Entries taken from a collection
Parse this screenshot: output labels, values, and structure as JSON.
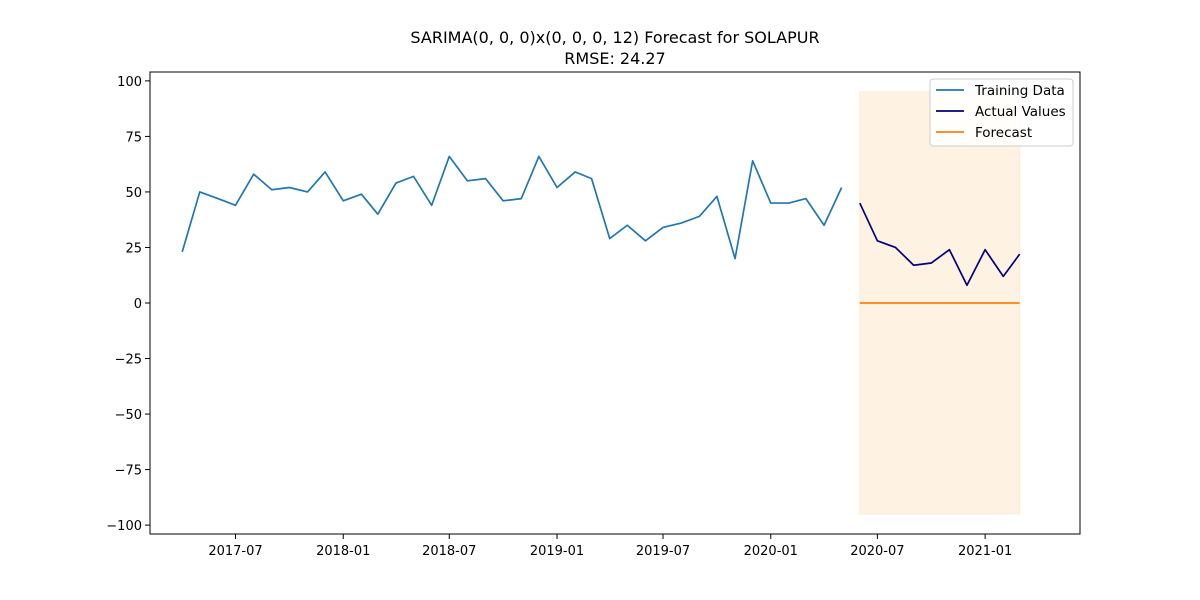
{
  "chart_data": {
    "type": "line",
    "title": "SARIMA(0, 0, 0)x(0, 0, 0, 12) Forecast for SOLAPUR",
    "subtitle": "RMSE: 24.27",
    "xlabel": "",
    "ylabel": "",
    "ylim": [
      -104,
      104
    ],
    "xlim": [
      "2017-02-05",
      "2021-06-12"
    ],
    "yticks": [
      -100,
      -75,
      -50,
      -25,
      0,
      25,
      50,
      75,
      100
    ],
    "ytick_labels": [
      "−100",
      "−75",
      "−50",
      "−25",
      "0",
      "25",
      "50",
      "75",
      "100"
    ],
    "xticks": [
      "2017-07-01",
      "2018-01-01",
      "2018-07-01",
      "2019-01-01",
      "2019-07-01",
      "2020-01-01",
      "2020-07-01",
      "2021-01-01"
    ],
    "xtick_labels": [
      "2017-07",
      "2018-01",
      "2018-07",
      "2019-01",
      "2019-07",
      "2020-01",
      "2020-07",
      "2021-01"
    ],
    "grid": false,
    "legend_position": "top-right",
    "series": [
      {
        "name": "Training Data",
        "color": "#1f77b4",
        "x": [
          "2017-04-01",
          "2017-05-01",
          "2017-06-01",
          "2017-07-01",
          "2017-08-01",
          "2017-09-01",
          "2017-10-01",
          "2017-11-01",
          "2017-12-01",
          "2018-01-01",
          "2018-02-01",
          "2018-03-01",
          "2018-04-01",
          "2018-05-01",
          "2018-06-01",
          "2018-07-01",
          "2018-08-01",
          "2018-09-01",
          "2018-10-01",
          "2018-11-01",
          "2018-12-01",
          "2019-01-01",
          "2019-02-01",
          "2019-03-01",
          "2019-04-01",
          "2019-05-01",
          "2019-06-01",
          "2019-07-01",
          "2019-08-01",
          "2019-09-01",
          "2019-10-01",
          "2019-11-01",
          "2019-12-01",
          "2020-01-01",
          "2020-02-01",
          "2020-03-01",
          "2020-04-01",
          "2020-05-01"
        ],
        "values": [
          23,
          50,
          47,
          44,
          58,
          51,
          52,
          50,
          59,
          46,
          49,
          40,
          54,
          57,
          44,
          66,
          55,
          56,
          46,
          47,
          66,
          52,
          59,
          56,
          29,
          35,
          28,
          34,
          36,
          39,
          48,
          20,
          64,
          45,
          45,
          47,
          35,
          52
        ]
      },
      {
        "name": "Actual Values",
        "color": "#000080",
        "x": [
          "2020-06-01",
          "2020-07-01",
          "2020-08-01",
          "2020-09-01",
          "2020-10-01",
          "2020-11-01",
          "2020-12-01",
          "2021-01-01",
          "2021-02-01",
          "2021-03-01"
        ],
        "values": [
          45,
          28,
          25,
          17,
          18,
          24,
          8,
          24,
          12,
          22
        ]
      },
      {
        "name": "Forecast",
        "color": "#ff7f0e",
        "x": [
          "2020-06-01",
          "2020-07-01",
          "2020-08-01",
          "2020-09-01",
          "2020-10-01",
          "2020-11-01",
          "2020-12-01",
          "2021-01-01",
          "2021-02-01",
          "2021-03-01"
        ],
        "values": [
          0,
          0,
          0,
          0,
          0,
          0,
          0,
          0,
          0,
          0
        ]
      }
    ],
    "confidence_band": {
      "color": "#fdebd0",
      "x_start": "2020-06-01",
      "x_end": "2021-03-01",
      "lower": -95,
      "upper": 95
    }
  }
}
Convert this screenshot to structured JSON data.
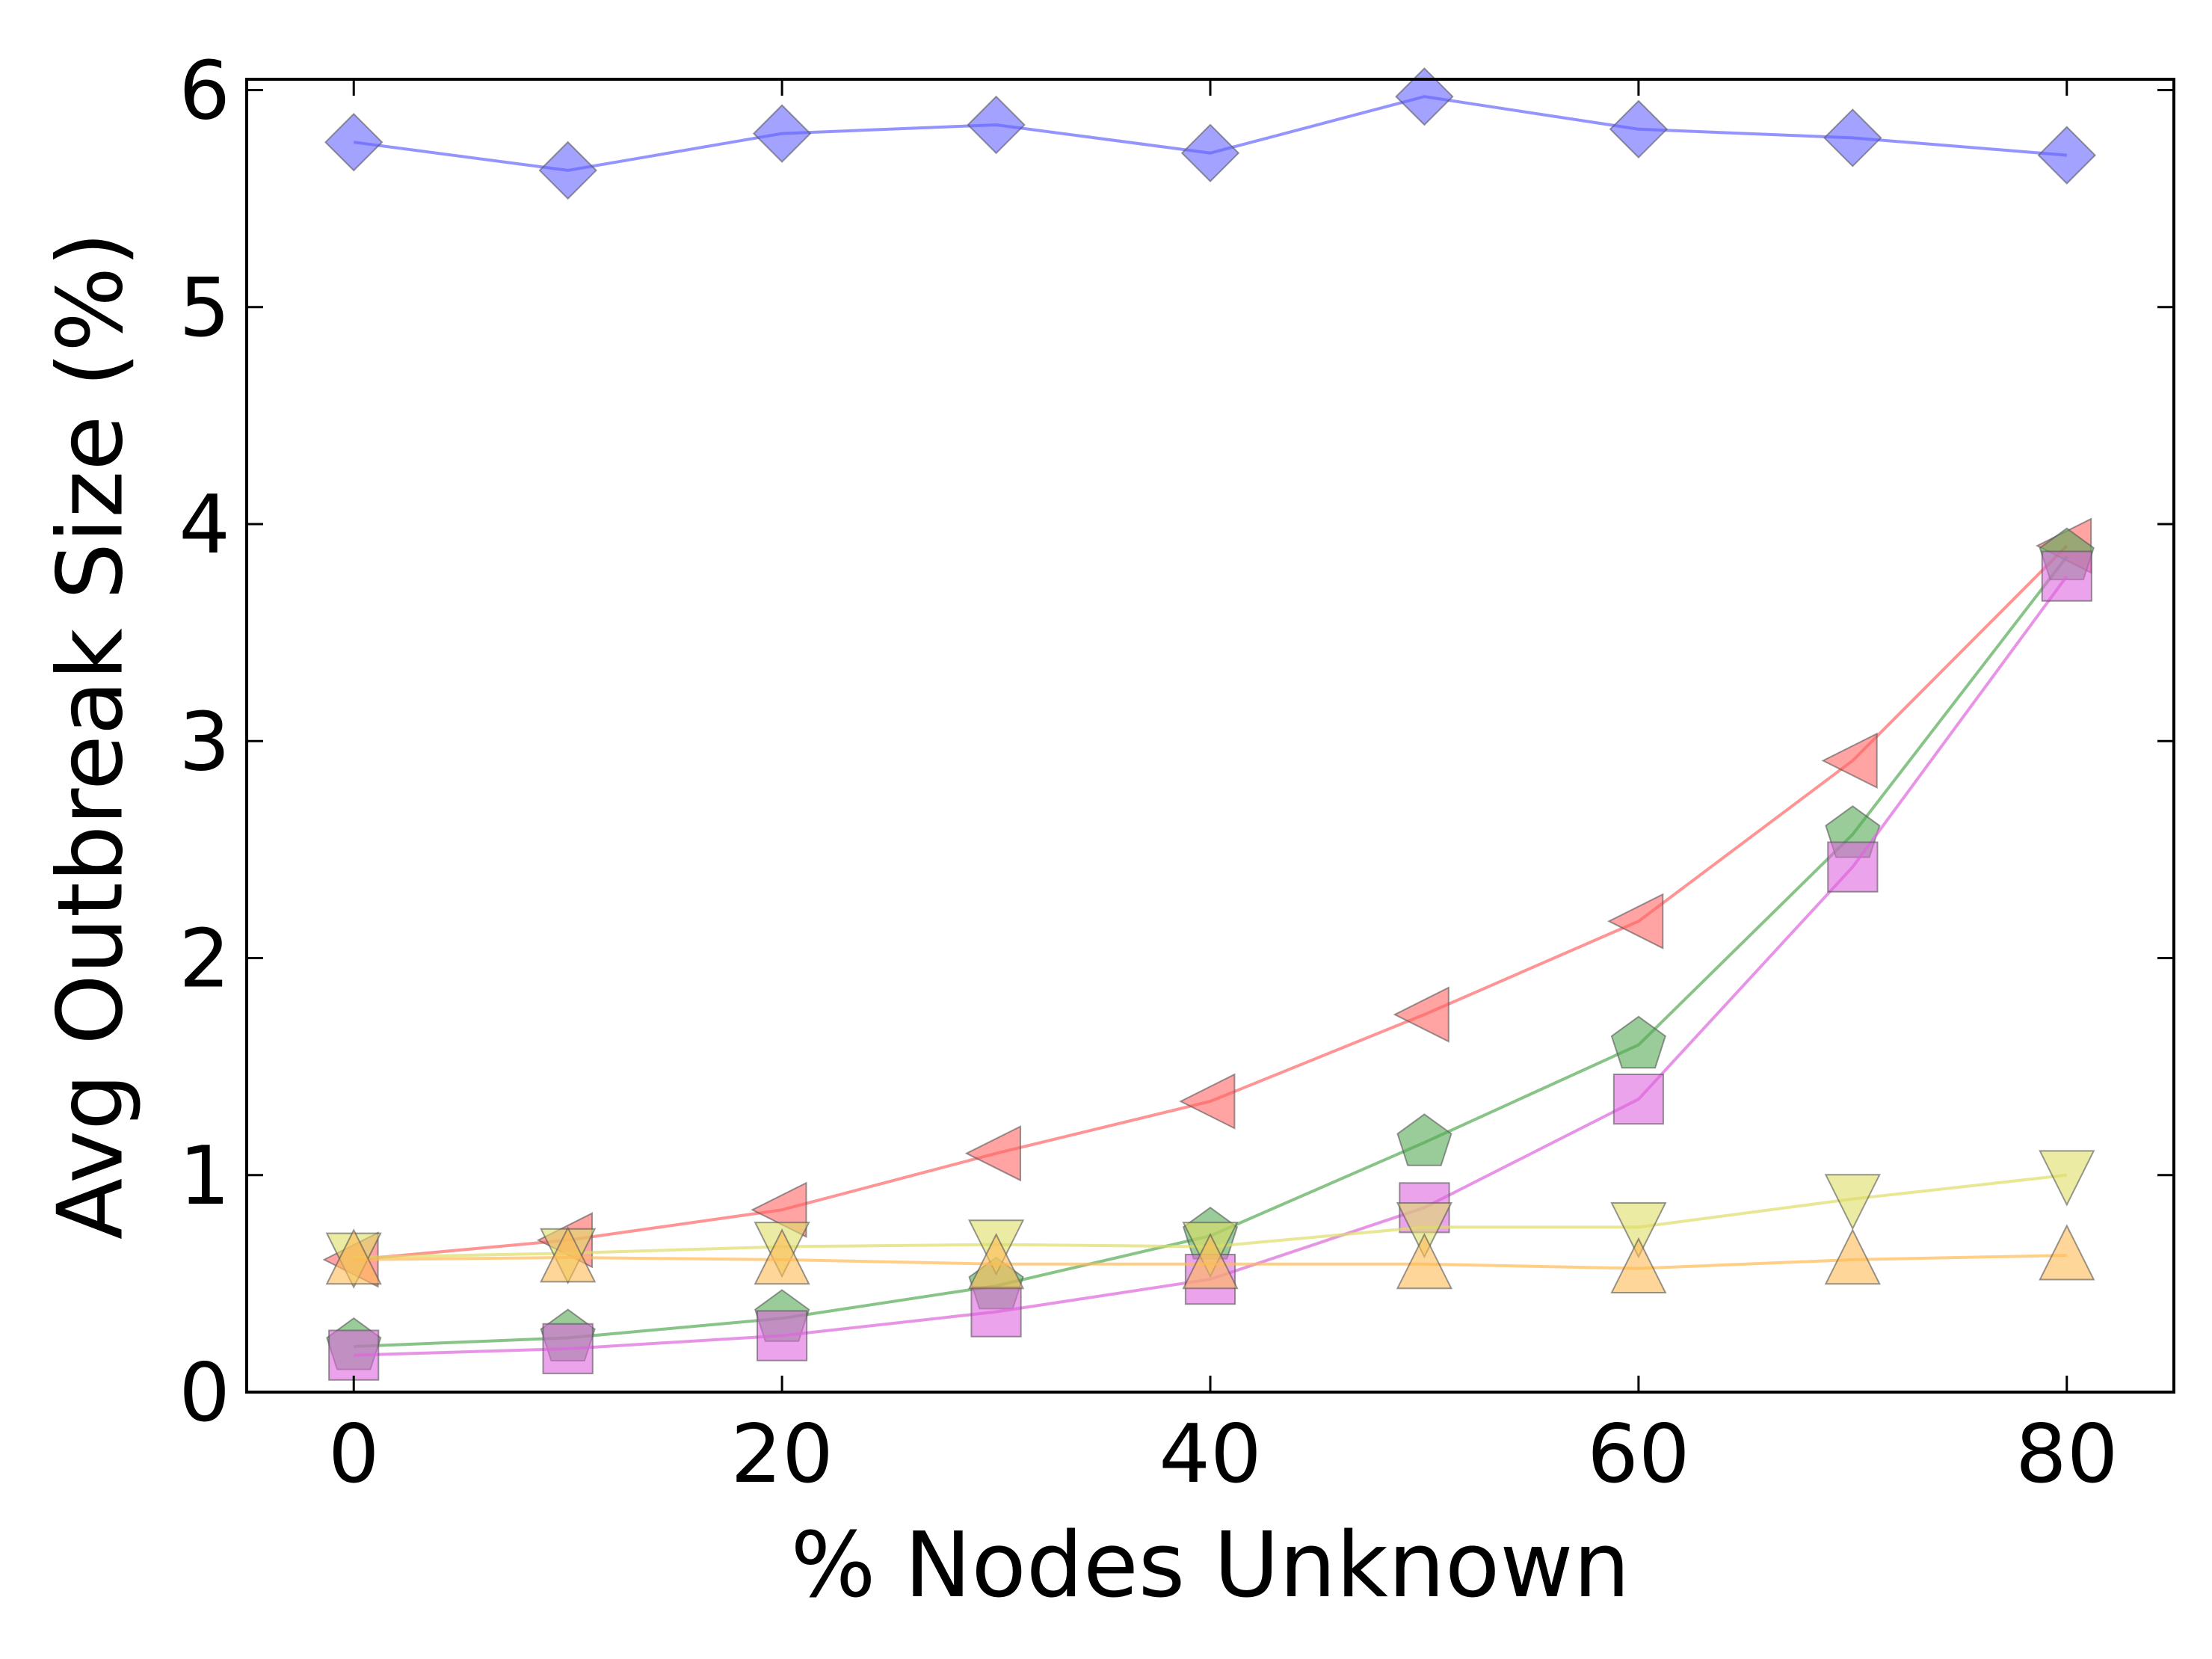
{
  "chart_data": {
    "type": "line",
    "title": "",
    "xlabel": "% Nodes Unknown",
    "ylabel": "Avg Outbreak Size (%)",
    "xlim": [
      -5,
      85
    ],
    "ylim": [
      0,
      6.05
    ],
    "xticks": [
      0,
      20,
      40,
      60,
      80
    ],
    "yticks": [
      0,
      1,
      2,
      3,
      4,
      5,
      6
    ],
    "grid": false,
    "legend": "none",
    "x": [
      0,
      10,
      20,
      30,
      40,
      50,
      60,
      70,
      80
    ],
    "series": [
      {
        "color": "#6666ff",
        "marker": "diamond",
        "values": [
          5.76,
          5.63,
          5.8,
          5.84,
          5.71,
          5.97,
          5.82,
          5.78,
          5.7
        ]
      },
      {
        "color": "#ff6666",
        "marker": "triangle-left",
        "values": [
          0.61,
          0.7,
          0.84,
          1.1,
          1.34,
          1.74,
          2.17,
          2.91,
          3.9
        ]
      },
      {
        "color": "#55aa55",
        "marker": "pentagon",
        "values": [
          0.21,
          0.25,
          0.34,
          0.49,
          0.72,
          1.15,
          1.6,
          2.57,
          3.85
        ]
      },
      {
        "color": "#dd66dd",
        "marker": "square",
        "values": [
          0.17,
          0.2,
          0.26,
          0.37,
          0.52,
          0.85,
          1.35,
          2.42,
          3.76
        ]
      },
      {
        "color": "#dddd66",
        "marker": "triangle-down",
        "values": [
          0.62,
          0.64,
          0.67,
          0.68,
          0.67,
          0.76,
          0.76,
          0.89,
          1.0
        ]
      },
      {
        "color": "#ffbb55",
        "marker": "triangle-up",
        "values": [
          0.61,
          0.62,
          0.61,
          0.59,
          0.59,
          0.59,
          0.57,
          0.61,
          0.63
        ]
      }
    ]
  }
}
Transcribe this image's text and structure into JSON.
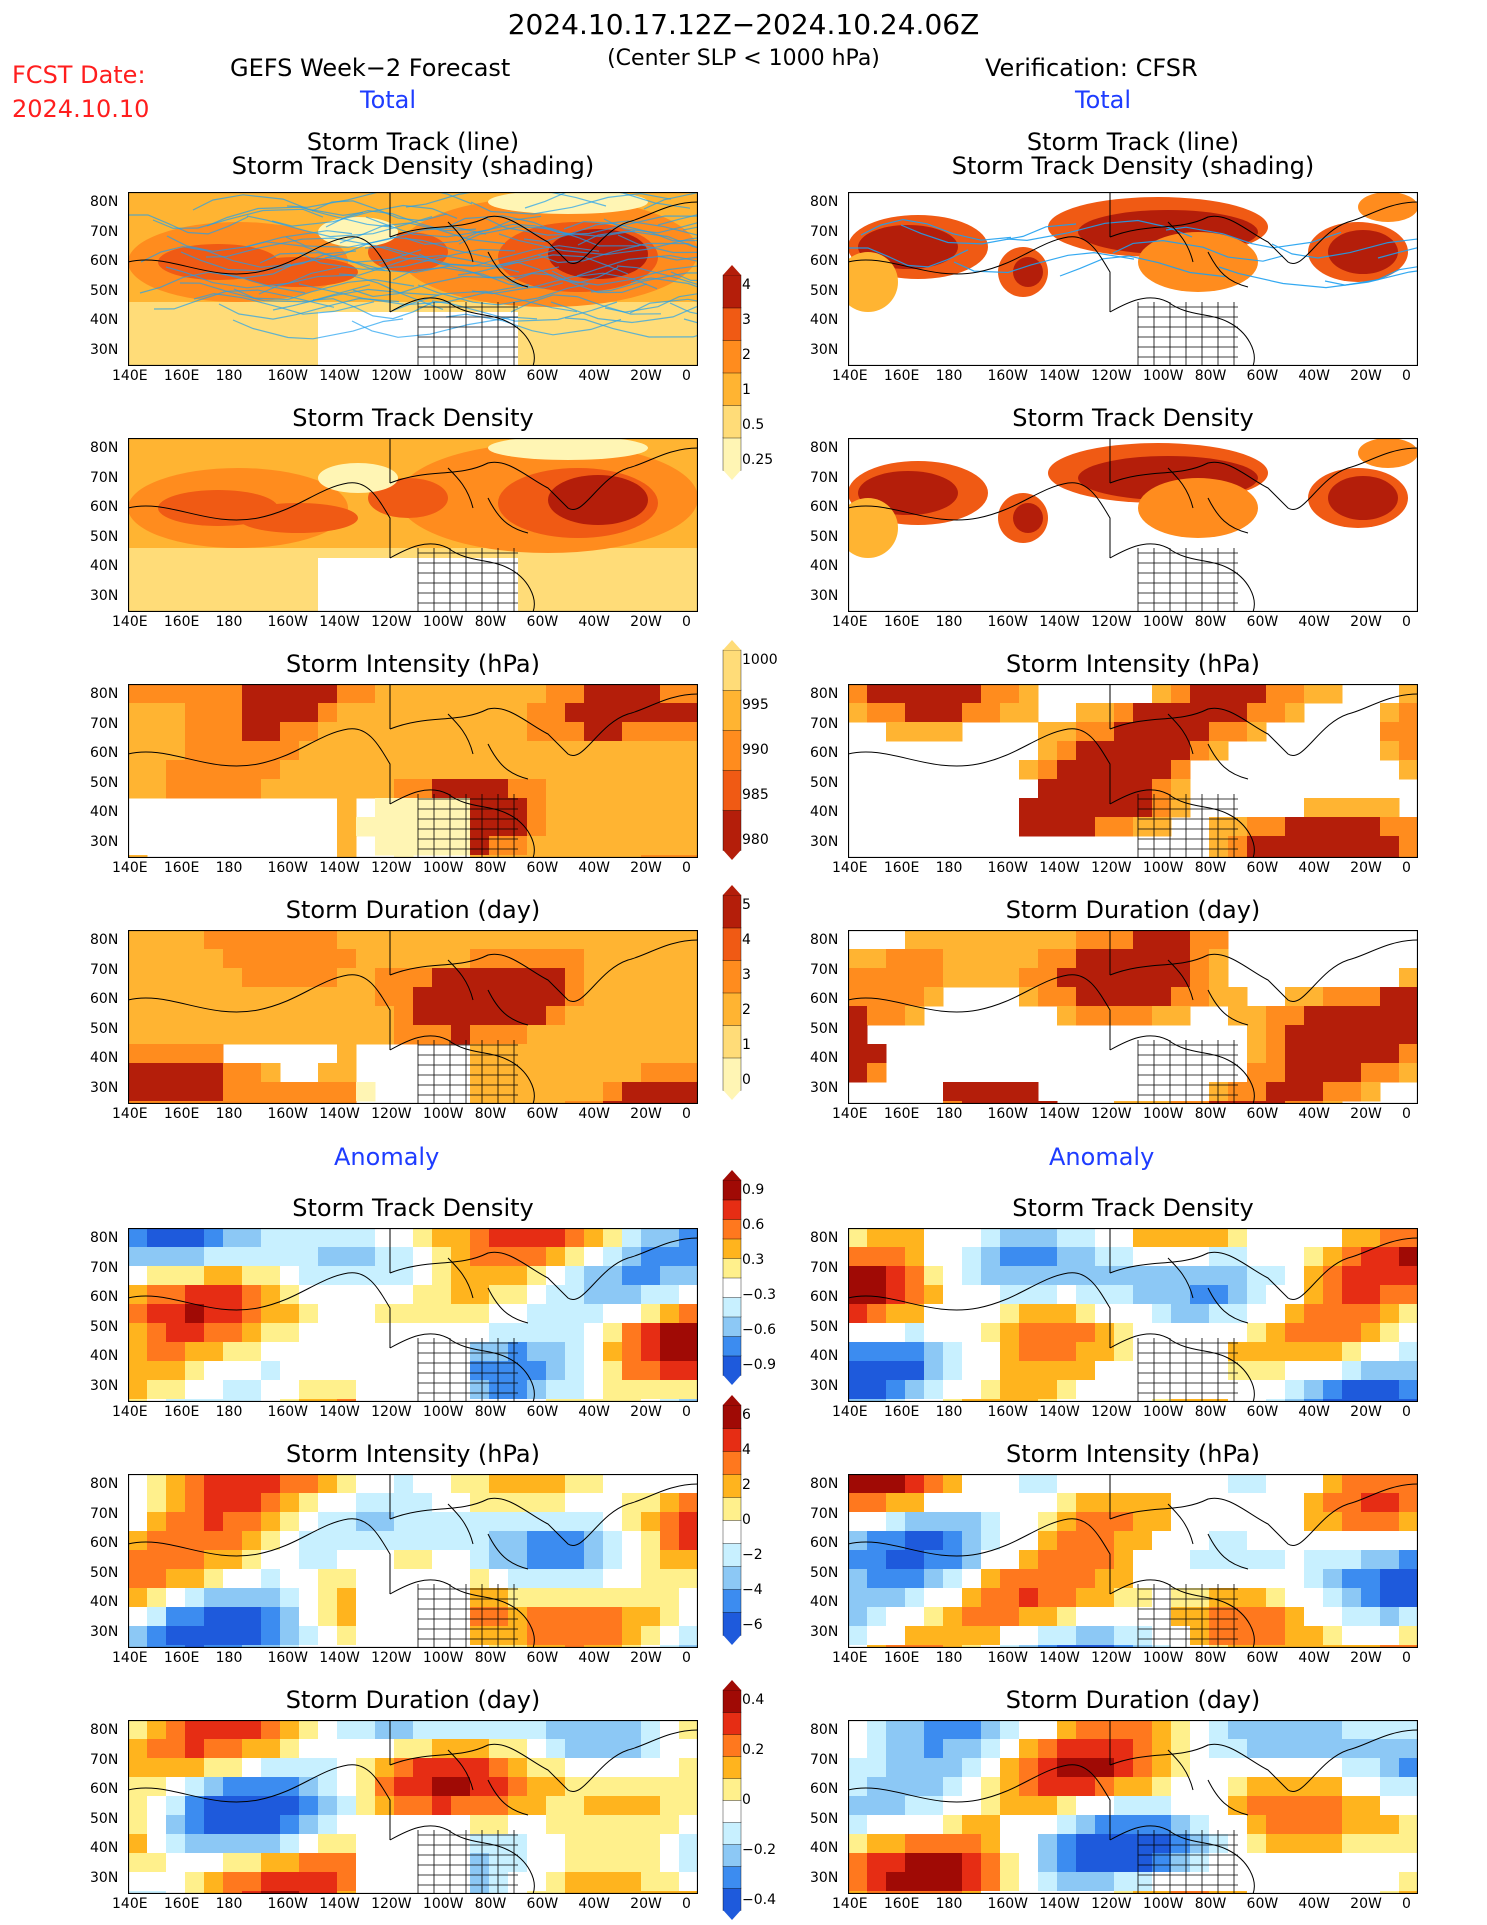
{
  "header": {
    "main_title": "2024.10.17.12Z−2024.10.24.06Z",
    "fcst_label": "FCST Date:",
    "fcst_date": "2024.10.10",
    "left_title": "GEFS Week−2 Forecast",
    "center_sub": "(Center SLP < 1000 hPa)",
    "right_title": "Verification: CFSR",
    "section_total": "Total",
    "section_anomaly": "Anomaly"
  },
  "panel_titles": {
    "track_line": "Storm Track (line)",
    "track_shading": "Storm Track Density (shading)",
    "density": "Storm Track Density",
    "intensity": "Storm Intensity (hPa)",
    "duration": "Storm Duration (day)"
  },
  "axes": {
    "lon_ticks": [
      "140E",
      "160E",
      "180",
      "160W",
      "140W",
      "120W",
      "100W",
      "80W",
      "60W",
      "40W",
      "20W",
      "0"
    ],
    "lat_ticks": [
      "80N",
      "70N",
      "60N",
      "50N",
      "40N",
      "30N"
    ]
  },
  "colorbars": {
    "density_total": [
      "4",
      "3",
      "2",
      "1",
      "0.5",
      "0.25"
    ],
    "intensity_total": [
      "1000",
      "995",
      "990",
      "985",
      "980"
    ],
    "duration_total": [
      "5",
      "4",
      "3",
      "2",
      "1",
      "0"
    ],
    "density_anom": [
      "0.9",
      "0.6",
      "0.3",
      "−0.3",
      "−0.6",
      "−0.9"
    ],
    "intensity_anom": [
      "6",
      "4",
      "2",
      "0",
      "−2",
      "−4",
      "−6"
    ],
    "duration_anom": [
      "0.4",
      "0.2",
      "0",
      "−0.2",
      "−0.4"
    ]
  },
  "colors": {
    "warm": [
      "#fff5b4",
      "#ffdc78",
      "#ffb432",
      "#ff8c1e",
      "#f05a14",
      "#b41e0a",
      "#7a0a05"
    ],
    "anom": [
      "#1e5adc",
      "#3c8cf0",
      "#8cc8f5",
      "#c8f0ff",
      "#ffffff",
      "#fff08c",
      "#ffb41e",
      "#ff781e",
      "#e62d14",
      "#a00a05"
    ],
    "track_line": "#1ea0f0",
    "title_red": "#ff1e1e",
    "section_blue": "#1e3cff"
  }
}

• _Instruction_: Read the lines above. Gather those in which the string "screenshot" is found.

• _Response to the exercise_:
Parse this screenshot: output labels, values, and structure as JSON.
Convert this screenshot to structured JSON data.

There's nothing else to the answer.